WHAT IS ASKED
Write out the lines below exactly, beginning with the first line and continuing through the line that contains "wp-customize[interactable]: Customize —".
-- Start DATA SUPPLIED --
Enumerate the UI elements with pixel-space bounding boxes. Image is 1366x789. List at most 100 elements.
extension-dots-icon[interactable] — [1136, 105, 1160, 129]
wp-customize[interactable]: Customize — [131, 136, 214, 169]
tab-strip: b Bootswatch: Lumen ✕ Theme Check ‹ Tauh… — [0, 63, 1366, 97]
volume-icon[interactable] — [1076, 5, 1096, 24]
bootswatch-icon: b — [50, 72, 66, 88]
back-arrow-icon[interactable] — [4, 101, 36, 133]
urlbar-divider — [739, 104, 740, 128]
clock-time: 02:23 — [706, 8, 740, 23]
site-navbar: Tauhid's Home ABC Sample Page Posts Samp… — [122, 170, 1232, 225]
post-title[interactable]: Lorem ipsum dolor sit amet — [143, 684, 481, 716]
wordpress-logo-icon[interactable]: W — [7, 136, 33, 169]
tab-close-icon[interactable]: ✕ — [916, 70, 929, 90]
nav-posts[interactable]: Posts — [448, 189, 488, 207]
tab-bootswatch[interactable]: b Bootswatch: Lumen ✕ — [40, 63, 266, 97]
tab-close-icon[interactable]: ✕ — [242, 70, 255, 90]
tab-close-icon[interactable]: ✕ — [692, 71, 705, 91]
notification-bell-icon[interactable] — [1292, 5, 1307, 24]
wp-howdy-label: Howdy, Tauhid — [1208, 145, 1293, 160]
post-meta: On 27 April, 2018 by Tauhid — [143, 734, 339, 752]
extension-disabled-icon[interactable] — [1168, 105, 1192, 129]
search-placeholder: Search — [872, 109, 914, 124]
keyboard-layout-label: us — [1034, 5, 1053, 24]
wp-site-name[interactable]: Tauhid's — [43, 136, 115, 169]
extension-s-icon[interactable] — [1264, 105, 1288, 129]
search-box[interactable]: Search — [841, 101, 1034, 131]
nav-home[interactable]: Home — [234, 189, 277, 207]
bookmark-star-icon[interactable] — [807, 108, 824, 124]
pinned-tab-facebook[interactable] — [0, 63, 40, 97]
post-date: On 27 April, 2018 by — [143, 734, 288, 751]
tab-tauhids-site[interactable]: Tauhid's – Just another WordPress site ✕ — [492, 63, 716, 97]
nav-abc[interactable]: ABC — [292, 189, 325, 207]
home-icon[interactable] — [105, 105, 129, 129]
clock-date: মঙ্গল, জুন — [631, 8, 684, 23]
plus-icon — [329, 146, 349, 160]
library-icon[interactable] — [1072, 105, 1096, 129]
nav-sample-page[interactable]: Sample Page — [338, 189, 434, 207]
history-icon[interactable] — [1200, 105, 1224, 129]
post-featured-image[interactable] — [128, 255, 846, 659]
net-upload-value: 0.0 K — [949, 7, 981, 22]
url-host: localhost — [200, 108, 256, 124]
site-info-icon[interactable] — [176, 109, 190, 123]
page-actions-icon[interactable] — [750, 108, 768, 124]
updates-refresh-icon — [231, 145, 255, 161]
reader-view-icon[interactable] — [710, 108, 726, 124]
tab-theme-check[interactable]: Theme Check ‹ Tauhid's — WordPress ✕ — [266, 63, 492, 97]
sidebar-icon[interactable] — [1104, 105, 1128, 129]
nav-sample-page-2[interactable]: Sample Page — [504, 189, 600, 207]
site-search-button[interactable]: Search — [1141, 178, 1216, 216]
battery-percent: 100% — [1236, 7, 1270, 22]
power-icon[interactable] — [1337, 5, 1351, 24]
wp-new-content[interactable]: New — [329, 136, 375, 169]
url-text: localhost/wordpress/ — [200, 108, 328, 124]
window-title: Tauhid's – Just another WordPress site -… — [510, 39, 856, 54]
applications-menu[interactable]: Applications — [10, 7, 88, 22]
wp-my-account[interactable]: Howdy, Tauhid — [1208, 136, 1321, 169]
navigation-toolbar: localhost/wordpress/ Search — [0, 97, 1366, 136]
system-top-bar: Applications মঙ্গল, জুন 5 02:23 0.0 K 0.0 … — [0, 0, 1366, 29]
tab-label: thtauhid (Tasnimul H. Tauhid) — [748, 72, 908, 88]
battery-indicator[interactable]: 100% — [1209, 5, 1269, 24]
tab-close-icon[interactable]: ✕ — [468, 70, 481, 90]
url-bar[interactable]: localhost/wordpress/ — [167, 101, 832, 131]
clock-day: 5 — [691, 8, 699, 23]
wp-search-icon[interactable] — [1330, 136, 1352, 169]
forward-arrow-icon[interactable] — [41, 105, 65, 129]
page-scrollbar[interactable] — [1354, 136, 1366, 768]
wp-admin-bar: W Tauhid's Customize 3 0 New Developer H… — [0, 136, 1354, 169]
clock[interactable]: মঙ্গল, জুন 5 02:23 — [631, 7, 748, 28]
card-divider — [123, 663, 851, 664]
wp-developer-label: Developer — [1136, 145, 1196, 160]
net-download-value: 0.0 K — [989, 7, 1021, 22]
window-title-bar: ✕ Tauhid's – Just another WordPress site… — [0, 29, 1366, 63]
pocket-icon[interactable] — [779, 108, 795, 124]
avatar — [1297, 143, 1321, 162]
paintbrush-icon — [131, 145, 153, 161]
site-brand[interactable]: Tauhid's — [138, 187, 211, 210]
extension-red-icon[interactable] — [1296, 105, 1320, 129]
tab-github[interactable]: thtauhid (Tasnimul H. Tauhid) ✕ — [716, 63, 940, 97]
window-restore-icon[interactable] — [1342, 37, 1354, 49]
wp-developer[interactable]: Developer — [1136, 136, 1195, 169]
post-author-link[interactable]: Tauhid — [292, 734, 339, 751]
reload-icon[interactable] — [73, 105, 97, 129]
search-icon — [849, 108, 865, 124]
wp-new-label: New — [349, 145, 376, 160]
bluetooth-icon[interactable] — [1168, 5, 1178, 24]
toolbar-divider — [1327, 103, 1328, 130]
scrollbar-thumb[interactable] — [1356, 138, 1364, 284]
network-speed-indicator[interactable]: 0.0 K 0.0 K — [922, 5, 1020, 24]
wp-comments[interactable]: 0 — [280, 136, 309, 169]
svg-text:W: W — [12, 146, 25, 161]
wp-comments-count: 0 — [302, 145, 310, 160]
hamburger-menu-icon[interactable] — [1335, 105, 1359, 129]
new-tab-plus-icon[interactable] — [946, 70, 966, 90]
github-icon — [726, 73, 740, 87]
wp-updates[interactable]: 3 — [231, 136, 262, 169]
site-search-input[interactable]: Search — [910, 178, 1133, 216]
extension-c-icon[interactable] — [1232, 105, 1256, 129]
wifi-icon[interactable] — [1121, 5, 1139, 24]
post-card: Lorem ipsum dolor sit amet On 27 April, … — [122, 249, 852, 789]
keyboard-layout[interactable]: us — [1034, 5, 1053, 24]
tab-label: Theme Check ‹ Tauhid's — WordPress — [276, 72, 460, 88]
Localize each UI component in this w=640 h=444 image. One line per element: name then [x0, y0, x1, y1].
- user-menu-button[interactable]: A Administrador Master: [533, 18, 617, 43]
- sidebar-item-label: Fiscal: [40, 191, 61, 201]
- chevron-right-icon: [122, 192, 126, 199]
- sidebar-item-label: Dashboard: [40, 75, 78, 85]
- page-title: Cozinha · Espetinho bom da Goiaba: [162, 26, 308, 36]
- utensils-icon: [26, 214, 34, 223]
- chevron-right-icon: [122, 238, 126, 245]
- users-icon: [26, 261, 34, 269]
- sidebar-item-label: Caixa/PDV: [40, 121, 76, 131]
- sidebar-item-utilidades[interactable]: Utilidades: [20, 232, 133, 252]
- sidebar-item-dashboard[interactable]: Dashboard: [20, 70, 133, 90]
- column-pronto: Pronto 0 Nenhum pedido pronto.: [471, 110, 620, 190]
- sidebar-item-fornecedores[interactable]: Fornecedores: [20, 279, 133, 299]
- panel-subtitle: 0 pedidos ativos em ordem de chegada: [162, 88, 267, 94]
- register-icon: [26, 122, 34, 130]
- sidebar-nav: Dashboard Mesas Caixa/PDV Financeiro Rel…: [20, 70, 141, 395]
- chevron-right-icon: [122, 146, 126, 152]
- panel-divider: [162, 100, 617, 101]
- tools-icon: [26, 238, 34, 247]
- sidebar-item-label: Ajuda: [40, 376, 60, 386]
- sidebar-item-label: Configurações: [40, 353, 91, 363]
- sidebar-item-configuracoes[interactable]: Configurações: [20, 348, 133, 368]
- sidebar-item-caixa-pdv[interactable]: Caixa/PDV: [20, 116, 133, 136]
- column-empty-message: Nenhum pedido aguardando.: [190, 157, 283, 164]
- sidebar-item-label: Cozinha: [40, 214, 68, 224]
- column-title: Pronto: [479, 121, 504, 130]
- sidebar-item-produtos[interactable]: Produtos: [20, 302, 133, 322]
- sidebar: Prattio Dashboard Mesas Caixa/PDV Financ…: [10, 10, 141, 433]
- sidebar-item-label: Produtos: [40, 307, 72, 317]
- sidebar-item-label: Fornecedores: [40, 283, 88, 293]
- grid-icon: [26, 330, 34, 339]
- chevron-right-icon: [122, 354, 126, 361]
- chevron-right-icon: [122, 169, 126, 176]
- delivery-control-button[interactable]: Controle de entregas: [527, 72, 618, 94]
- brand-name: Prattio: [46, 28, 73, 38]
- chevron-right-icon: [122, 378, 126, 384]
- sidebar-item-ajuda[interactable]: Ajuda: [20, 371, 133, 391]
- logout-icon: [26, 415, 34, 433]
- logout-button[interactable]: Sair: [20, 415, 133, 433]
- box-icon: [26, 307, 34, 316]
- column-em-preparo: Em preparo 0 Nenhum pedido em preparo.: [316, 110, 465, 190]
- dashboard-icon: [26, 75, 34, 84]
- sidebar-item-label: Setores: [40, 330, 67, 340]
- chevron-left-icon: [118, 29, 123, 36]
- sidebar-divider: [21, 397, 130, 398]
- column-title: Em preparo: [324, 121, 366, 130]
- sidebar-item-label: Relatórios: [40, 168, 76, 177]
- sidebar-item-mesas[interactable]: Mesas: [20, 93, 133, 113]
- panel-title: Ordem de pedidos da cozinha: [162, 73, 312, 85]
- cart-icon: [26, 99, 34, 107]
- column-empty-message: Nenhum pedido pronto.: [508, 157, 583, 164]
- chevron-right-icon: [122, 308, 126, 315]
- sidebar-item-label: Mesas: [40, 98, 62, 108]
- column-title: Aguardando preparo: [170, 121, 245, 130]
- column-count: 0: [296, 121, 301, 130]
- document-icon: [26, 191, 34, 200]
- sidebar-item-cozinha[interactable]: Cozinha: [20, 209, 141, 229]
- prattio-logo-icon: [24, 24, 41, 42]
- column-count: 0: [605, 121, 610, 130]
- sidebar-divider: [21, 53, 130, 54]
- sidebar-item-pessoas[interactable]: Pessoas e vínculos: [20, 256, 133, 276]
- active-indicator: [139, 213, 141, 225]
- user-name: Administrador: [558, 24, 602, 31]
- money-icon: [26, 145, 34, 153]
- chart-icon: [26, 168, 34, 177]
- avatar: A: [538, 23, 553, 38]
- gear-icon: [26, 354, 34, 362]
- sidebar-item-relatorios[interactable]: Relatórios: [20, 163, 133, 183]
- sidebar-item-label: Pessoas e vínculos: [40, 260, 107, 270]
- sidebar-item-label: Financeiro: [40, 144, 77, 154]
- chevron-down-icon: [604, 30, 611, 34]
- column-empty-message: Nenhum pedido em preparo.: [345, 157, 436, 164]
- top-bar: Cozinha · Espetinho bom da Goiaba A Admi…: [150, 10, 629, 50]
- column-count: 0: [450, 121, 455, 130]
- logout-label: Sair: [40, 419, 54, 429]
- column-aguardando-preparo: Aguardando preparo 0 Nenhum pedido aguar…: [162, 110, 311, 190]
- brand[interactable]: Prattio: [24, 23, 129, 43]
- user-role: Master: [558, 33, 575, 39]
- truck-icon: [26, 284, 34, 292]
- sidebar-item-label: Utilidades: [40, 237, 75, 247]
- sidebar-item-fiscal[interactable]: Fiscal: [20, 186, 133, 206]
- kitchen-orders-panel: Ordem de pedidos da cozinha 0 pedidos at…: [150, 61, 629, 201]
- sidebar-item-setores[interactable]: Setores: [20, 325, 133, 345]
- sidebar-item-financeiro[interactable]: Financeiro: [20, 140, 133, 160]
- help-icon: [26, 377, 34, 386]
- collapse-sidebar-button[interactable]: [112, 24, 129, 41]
-- End DATA SUPPLIED --
EXERCISE OUTPUT
Enumerate the UI elements with pixel-space bounding boxes. Image is 1366x789. List at most 100 elements.
extension-dots-icon[interactable] — [1136, 105, 1160, 129]
wp-customize[interactable]: Customize — [131, 136, 214, 169]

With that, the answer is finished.